═══ Records to use ═══

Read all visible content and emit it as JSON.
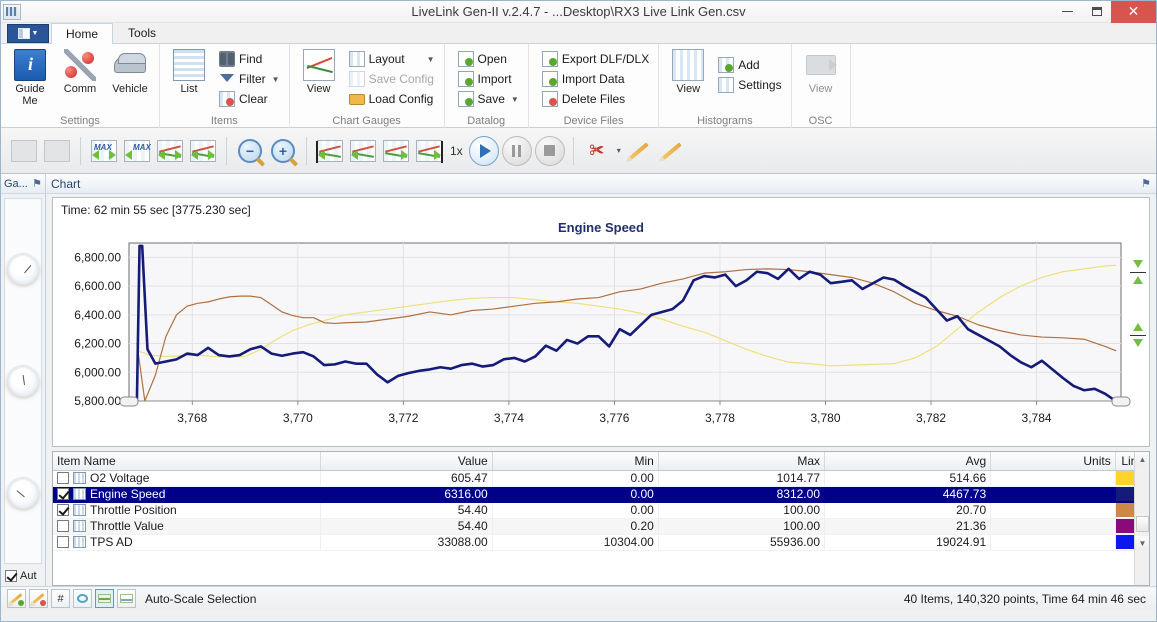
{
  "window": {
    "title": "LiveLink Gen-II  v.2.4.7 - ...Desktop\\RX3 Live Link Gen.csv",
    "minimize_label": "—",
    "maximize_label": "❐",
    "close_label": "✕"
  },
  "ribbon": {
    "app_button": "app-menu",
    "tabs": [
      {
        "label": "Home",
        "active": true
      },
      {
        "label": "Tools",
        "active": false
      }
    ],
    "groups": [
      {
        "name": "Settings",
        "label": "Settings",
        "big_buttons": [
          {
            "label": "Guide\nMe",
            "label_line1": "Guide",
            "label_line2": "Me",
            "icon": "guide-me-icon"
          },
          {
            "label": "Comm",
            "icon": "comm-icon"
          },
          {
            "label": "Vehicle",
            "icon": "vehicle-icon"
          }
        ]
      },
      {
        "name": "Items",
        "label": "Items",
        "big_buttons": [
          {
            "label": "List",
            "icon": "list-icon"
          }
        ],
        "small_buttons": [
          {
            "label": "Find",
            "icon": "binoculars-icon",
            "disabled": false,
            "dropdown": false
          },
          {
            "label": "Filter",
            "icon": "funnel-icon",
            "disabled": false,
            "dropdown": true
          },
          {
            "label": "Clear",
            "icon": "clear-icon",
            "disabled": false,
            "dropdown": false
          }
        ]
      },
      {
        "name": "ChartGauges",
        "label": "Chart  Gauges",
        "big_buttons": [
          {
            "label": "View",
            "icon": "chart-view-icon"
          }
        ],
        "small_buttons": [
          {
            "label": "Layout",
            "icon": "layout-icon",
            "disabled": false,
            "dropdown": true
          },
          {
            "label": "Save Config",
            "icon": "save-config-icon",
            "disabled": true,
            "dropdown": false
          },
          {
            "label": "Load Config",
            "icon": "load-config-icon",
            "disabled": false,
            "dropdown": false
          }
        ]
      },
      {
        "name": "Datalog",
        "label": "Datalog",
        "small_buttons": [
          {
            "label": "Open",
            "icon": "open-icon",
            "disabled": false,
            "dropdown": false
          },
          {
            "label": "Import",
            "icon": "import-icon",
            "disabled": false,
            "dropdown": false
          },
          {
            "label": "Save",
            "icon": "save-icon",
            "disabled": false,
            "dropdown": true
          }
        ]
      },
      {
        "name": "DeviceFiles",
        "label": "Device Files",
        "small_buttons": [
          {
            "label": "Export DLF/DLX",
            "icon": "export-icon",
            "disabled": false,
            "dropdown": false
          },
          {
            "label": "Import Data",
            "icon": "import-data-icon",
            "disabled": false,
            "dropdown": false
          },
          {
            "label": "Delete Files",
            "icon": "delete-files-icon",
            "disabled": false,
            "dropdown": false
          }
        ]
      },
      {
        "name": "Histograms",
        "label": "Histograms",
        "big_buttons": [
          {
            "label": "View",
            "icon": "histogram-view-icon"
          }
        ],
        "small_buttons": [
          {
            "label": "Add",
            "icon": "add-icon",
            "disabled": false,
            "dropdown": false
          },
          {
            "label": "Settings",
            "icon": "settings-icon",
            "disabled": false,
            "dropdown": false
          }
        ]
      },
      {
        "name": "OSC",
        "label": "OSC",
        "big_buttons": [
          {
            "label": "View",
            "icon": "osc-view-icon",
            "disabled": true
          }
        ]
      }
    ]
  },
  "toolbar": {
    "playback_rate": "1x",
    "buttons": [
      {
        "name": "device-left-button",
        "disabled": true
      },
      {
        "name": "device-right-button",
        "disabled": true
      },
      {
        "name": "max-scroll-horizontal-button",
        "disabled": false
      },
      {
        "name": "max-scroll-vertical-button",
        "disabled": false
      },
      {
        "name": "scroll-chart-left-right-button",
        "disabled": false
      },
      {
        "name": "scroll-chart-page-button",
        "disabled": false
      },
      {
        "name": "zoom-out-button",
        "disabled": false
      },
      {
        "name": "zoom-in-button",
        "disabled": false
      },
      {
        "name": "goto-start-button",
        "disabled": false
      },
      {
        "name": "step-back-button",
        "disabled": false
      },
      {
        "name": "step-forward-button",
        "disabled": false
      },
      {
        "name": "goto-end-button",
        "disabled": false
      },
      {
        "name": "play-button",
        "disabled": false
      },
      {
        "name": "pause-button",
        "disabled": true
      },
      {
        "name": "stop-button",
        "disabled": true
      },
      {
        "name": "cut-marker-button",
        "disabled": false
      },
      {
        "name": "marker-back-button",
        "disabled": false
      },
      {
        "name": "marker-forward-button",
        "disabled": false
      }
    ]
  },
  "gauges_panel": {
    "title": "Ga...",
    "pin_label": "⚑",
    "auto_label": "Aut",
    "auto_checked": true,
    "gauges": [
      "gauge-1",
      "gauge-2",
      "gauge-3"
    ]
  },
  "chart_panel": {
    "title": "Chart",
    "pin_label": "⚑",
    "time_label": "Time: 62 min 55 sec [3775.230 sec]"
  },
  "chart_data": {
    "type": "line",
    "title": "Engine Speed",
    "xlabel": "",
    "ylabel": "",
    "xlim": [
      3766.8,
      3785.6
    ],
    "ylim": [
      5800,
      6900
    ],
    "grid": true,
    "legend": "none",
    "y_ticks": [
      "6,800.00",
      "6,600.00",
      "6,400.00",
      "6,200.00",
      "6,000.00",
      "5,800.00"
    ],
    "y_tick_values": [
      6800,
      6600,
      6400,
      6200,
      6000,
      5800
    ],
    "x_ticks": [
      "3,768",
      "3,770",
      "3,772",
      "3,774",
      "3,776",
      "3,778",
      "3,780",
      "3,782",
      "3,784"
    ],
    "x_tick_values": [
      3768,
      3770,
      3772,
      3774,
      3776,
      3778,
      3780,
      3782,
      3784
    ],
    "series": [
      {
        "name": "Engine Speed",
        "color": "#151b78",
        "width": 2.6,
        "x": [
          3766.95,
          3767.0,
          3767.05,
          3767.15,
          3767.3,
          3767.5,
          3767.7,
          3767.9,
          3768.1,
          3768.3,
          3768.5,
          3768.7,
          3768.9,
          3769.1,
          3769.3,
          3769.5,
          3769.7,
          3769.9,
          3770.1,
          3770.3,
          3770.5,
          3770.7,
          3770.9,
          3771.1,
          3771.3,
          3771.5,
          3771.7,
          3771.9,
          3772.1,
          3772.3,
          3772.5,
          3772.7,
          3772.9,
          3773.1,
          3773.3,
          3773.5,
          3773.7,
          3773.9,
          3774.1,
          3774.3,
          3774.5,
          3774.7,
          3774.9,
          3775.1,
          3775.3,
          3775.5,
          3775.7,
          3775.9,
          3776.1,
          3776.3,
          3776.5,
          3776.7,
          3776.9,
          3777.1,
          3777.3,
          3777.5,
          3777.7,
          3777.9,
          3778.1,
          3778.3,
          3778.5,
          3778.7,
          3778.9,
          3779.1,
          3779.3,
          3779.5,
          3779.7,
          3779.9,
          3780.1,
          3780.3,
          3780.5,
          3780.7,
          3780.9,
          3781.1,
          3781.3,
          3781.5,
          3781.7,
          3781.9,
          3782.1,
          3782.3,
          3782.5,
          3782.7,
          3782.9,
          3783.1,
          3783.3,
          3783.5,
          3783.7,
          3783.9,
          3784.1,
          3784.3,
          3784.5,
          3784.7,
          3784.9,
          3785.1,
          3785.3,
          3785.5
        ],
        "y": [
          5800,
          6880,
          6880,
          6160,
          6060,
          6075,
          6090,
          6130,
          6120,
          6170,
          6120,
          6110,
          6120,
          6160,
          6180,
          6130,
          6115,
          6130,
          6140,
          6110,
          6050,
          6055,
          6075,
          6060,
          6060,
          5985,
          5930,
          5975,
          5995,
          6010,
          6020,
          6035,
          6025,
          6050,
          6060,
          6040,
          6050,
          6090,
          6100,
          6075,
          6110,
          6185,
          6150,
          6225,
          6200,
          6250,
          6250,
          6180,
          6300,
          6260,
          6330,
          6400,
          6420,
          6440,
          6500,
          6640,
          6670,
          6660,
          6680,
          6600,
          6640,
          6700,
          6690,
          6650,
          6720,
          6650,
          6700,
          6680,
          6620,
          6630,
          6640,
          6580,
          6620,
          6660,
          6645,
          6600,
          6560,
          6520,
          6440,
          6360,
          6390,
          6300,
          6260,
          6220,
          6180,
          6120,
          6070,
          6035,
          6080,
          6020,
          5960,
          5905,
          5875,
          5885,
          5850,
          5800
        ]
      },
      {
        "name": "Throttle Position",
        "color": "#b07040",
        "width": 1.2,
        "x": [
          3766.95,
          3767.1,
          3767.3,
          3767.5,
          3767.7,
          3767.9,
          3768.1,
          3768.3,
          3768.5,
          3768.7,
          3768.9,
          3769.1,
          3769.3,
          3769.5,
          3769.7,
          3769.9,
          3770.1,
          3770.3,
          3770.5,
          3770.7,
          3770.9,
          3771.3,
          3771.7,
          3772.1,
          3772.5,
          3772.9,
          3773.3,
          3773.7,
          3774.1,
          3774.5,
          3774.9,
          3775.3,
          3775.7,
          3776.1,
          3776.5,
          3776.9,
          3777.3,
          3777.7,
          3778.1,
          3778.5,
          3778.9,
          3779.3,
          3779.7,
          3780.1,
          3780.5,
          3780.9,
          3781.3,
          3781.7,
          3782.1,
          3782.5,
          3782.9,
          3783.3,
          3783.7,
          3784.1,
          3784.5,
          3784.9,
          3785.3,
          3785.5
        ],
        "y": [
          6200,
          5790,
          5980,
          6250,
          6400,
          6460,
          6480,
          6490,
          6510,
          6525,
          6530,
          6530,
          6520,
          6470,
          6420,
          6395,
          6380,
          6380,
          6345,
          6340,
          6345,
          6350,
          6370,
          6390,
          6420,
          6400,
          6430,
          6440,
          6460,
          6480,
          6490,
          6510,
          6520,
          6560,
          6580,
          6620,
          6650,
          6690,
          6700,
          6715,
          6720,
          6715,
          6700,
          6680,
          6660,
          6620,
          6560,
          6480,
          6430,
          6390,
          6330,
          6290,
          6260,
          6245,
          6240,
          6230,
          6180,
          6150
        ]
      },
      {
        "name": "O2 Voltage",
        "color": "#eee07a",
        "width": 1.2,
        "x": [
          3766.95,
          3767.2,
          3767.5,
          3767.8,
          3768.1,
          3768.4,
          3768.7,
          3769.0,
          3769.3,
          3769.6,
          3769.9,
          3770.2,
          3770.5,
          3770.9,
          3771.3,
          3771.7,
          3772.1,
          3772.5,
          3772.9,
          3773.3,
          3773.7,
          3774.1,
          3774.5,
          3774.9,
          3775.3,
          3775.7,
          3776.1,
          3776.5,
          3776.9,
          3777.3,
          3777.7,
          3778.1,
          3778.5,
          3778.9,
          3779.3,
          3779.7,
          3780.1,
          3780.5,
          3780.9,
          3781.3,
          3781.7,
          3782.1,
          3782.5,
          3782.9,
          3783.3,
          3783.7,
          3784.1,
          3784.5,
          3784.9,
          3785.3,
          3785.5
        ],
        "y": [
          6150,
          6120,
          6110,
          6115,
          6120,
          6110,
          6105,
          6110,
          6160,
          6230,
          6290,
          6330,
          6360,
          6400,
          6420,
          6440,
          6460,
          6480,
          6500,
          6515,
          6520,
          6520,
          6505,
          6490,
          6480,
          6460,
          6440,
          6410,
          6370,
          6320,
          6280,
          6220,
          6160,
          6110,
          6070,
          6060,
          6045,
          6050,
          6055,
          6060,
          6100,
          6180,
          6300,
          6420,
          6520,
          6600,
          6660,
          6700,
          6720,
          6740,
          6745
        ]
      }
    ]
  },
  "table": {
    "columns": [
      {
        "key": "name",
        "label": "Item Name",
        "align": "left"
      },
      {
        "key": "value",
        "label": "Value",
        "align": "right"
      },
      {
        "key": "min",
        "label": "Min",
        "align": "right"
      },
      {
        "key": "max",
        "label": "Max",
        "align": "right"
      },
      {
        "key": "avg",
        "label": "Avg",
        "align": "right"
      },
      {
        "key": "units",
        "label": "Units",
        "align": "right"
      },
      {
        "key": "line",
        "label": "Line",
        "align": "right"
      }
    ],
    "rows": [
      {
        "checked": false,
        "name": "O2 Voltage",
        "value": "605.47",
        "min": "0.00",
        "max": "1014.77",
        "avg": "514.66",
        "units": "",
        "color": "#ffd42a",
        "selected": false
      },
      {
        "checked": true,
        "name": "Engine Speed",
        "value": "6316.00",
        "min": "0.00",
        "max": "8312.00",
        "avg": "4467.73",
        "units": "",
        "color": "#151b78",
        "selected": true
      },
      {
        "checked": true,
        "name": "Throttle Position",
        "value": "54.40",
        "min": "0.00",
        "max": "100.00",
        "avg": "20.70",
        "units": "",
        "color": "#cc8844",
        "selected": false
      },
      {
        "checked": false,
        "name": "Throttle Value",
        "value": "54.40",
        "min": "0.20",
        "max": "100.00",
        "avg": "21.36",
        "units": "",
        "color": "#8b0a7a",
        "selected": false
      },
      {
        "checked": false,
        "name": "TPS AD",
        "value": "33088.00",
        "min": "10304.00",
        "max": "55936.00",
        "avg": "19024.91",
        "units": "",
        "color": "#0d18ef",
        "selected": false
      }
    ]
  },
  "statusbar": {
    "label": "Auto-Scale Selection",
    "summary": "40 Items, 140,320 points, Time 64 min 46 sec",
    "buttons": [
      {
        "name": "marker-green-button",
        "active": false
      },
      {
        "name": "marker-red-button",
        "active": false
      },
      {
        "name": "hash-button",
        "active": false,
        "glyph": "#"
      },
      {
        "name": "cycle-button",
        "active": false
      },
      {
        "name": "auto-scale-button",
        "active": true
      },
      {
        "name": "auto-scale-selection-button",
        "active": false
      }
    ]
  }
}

═══

### The exercise
Copy out every line in the listing where the word "forward" appears.

### Solution to this exercise
        "name": "step-forward-button",
        "name": "marker-forward-button",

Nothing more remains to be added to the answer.